— START OF The records —
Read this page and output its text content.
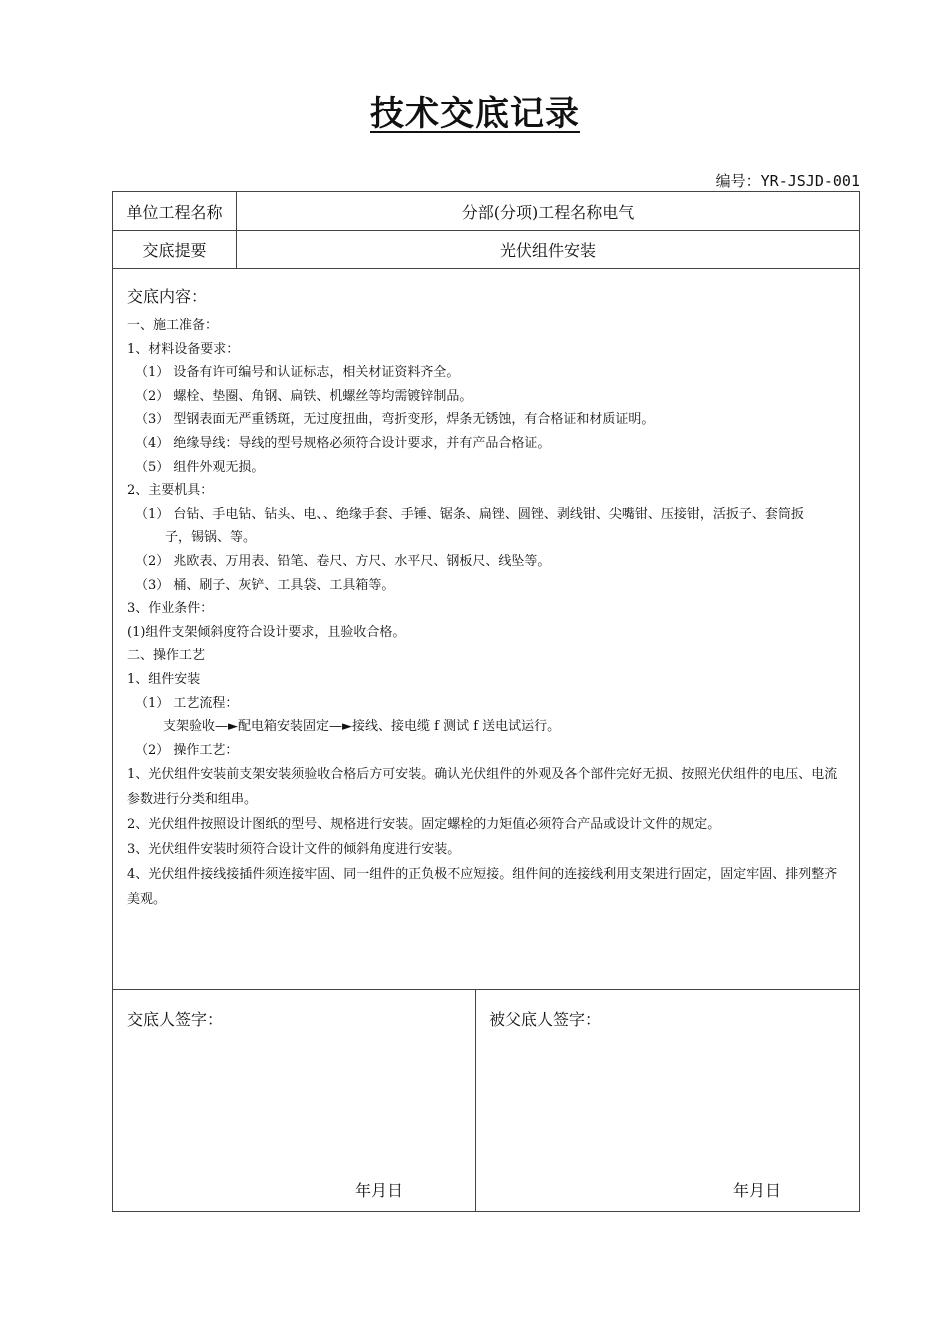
技术交底记录
编号：YR-JSJD-001
单位工程名称	分部(分项)工程名称电气
交底提要	光伏组件安装
交底内容：
一、施工准备：
1、材料设备要求：
（1） 设备有许可编号和认证标志，相关材证资料齐全。
（2） 螺栓、垫圈、角钢、扁铁、机螺丝等均需镀锌制品。
（3） 型钢表面无严重锈斑，无过度扭曲，弯折变形，焊条无锈蚀，有合格证和材质证明。
（4） 绝缘导线：导线的型号规格必须符合设计要求，并有产品合格证。
（5） 组件外观无损。
2、主要机具：
（1） 台钻、手电钻、钻头、电、、绝缘手套、手锤、锯条、扁锉、圆锉、剥线钳、尖嘴钳、压接钳，活扳子、套筒扳
子，锡锅、等。
（2） 兆欧表、万用表、铅笔、卷尺、方尺、水平尺、钢板尺、线坠等。
（3） 桶、刷子、灰铲、工具袋、工具箱等。
3、作业条件：
(1)组件支架倾斜度符合设计要求，且验收合格。
二、操作工艺
1、组件安装
（1） 工艺流程：
支架验收—►配电箱安装固定—►接线、接电缆 f 测试 f 送电试运行。
（2） 操作工艺：
1、光伏组件安装前支架安装须验收合格后方可安装。确认光伏组件的外观及各个部件完好无损、按照光伏组件的电压、电流参数进行分类和组串。
2、光伏组件按照设计图纸的型号、规格进行安装。固定螺栓的力矩值必须符合产品或设计文件的规定。
3、光伏组件安装时须符合设计文件的倾斜角度进行安装。
4、光伏组件接线接插件须连接牢固、同一组件的正负极不应短接。组件间的连接线利用支架进行固定，固定牢固、排列整齐美观。
交底人签字：
年月日
被父底人签字：
年月日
— END OF The records —
Stated task
Your task is to return the entries above exactly, with no pictures.

Response to the task
Read this page and output its text content.
技术交底记录
编号：YR-JSJD-001
单位工程名称	分部(分项)工程名称电气
交底提要	光伏组件安装
交底内容：
一、施工准备：
1、材料设备要求：
（1） 设备有许可编号和认证标志，相关材证资料齐全。
（2） 螺栓、垫圈、角钢、扁铁、机螺丝等均需镀锌制品。
（3） 型钢表面无严重锈斑，无过度扭曲，弯折变形，焊条无锈蚀，有合格证和材质证明。
（4） 绝缘导线：导线的型号规格必须符合设计要求，并有产品合格证。
（5） 组件外观无损。
2、主要机具：
（1） 台钻、手电钻、钻头、电、、绝缘手套、手锤、锯条、扁锉、圆锉、剥线钳、尖嘴钳、压接钳，活扳子、套筒扳
子，锡锅、等。
（2） 兆欧表、万用表、铅笔、卷尺、方尺、水平尺、钢板尺、线坠等。
（3） 桶、刷子、灰铲、工具袋、工具箱等。
3、作业条件：
(1)组件支架倾斜度符合设计要求，且验收合格。
二、操作工艺
1、组件安装
（1） 工艺流程：
支架验收—►配电箱安装固定—►接线、接电缆 f 测试 f 送电试运行。
（2） 操作工艺：
1、光伏组件安装前支架安装须验收合格后方可安装。确认光伏组件的外观及各个部件完好无损、按照光伏组件的电压、电流参数进行分类和组串。
2、光伏组件按照设计图纸的型号、规格进行安装。固定螺栓的力矩值必须符合产品或设计文件的规定。
3、光伏组件安装时须符合设计文件的倾斜角度进行安装。
4、光伏组件接线接插件须连接牢固、同一组件的正负极不应短接。组件间的连接线利用支架进行固定，固定牢固、排列整齐美观。
交底人签字：
年月日
被父底人签字：
年月日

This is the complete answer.